> _Requirements_:
Pick out all lines with the word "قوله" from the records that follow.

> _Task inputs_:
○ ○ ○

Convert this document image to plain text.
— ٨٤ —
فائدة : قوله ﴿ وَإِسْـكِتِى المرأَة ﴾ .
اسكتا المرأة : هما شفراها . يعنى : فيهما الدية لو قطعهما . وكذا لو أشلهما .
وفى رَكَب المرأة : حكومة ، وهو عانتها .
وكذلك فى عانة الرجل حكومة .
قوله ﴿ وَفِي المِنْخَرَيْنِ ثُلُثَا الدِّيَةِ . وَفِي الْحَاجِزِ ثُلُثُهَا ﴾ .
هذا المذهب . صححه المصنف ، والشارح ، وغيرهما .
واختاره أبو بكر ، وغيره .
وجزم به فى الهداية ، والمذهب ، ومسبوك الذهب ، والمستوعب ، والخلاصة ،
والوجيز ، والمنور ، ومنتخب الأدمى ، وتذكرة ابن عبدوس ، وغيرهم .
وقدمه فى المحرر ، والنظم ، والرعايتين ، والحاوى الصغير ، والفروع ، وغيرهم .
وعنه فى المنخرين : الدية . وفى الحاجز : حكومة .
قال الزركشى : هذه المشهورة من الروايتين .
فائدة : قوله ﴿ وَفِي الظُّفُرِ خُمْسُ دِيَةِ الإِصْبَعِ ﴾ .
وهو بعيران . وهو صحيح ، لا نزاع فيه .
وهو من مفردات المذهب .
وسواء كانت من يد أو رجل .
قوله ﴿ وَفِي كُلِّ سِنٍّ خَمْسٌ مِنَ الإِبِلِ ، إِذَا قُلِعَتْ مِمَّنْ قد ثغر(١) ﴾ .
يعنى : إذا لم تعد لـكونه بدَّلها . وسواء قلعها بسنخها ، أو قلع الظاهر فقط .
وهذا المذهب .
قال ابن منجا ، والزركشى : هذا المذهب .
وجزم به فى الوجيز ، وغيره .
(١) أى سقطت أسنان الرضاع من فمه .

○ ○ ○

> _Finished answer_:
فائدة : قوله ﴿ وَإِسْـكِتِى المرأَة ﴾ .
قوله ﴿ وَفِي المِنْخَرَيْنِ ثُلُثَا الدِّيَةِ . وَفِي الْحَاجِزِ ثُلُثُهَا ﴾ .
فائدة : قوله ﴿ وَفِي الظُّفُرِ خُمْسُ دِيَةِ الإِصْبَعِ ﴾ .
قوله ﴿ وَفِي كُلِّ سِنٍّ خَمْسٌ مِنَ الإِبِلِ ، إِذَا قُلِعَتْ مِمَّنْ قد ثغر(١) ﴾ .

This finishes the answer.